[Stored data]
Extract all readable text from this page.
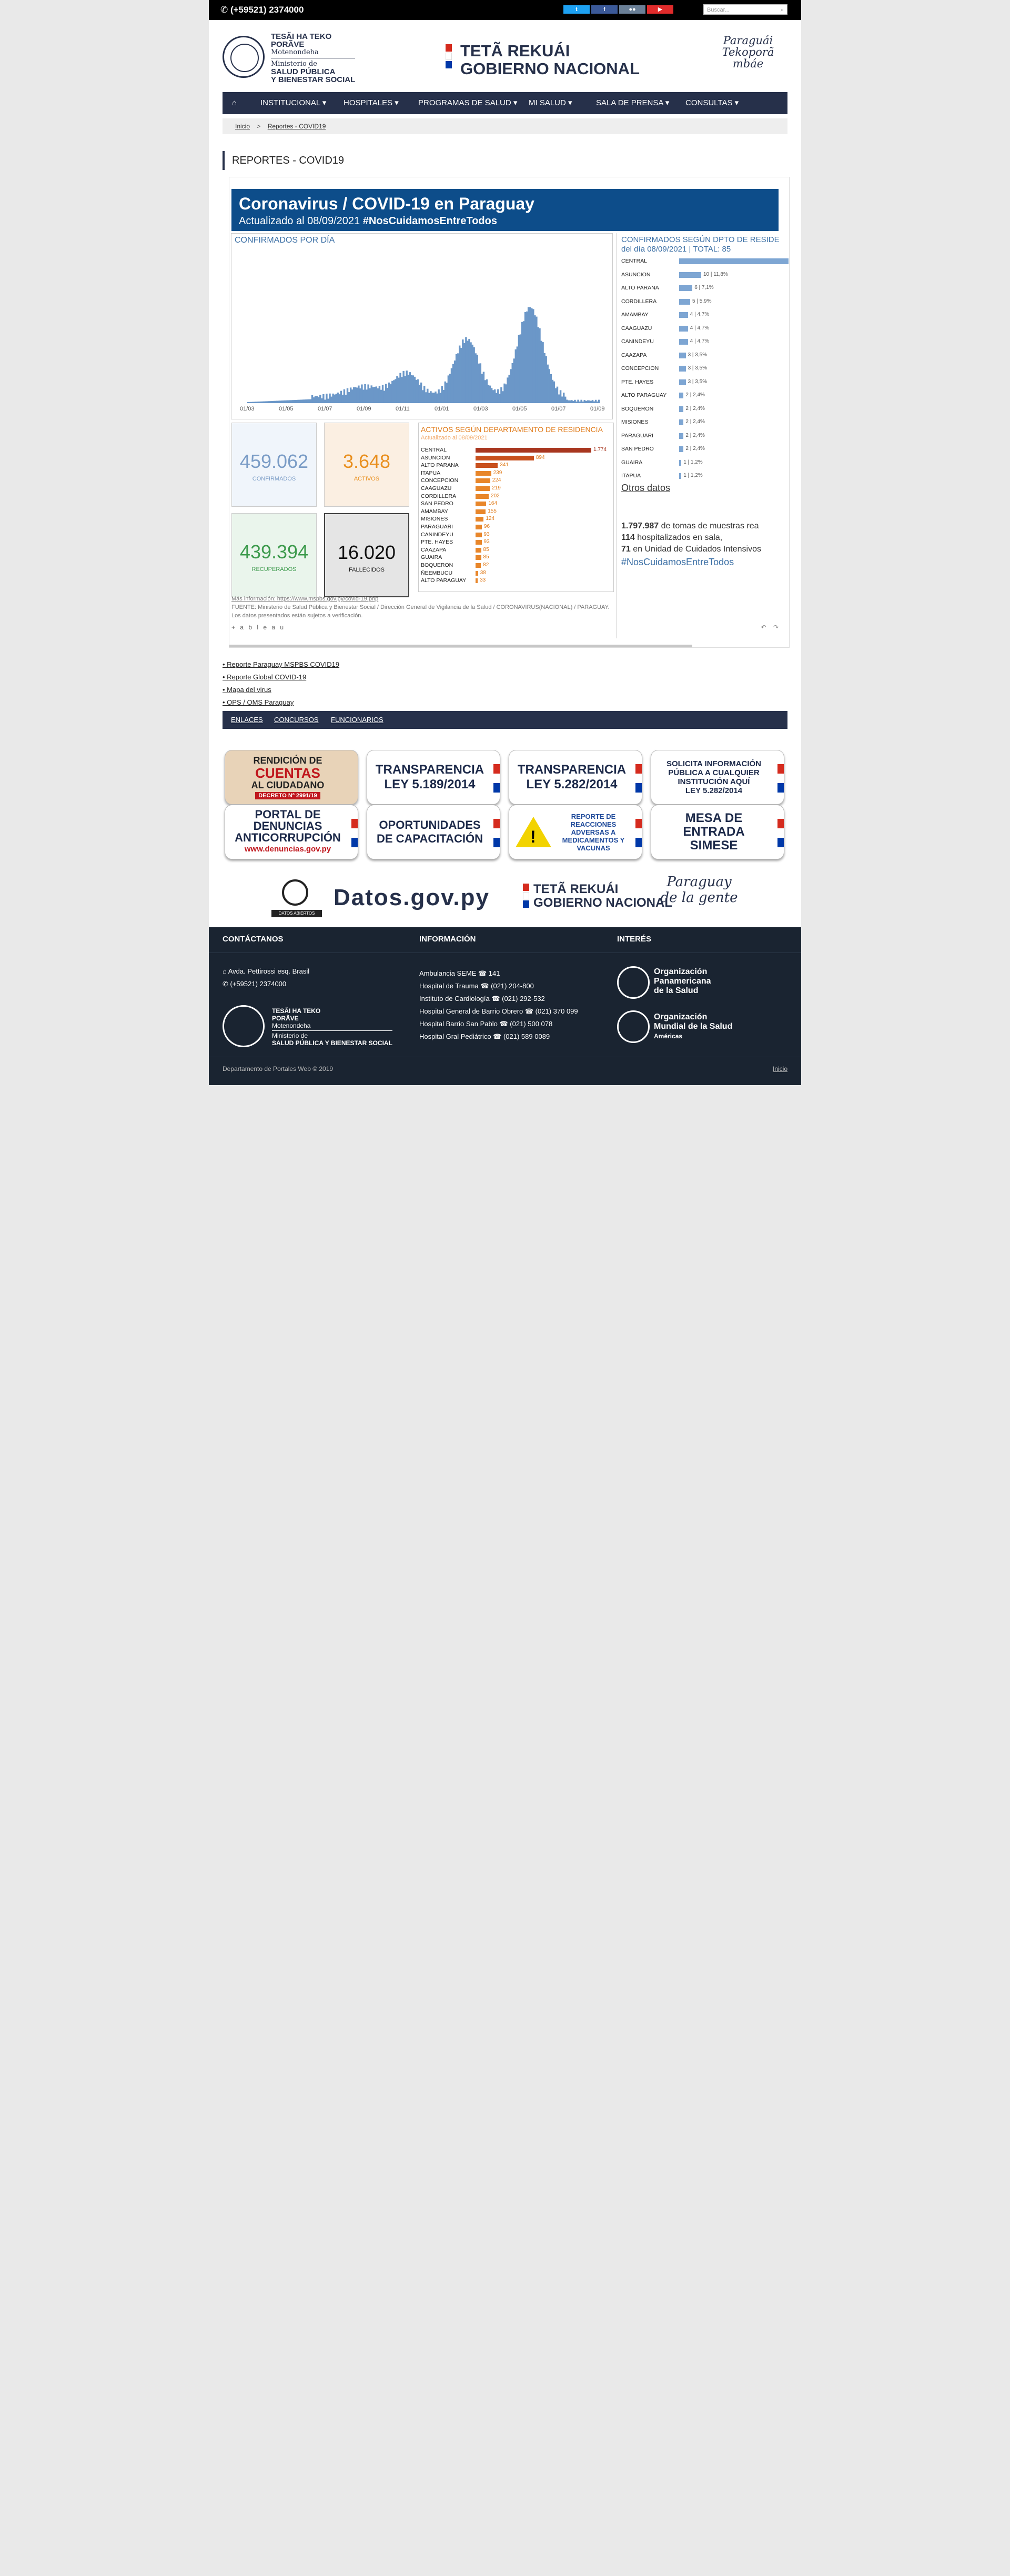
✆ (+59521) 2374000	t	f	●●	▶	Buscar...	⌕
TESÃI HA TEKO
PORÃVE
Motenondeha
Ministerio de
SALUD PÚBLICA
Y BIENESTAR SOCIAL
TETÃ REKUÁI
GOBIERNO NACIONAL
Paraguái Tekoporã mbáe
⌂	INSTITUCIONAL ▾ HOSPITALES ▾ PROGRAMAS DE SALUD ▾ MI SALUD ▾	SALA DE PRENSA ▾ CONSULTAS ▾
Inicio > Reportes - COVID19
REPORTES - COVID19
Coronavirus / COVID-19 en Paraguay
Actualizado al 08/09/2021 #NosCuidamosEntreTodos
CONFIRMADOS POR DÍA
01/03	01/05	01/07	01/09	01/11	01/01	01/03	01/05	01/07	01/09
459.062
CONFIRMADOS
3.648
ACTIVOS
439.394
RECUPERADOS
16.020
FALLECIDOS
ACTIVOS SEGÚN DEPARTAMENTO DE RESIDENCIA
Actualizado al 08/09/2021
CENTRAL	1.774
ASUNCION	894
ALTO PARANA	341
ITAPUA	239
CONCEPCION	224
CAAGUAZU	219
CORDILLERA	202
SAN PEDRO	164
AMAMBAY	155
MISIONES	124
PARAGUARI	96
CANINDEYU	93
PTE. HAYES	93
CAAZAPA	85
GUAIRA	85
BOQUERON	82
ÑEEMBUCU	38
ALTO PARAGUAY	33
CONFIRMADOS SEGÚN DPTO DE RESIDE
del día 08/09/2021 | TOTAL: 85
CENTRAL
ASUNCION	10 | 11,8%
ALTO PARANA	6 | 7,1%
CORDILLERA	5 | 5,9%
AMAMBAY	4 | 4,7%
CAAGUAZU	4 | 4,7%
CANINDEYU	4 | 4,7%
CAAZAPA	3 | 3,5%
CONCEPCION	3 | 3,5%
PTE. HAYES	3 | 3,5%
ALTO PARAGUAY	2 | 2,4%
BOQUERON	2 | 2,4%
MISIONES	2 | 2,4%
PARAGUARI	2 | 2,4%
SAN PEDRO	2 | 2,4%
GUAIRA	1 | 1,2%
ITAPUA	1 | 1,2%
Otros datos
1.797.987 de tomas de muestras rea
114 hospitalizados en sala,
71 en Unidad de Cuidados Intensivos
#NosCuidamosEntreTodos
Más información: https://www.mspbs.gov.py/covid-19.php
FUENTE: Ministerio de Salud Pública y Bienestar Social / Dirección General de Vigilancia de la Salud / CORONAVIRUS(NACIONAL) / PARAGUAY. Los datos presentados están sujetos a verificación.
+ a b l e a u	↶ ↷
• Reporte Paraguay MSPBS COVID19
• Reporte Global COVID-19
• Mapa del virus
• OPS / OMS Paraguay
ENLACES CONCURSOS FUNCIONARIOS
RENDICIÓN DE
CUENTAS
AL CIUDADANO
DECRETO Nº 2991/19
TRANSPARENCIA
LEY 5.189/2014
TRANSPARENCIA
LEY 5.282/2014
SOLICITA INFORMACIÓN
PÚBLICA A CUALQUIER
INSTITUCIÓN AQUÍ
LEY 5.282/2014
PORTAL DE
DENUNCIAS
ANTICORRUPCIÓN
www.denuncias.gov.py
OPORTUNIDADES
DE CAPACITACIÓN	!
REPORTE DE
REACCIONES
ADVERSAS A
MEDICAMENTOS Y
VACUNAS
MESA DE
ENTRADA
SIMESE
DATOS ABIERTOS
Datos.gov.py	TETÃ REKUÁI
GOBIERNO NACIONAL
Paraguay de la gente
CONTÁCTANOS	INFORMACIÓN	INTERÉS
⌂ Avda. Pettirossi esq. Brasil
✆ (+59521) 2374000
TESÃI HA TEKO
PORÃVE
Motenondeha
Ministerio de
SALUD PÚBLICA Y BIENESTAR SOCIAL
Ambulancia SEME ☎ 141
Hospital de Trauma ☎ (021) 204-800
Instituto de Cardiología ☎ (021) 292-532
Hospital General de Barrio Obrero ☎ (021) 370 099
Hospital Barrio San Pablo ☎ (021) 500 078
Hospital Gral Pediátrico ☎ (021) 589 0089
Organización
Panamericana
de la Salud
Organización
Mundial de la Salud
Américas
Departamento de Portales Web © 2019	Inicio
[/Stored data]
# [Exercise directions]
Filter the entries above and return only the lines holding "ACTIVOS".

# [Response]
ACTIVOS
ACTIVOS SEGÚN DEPARTAMENTO DE RESIDENCIA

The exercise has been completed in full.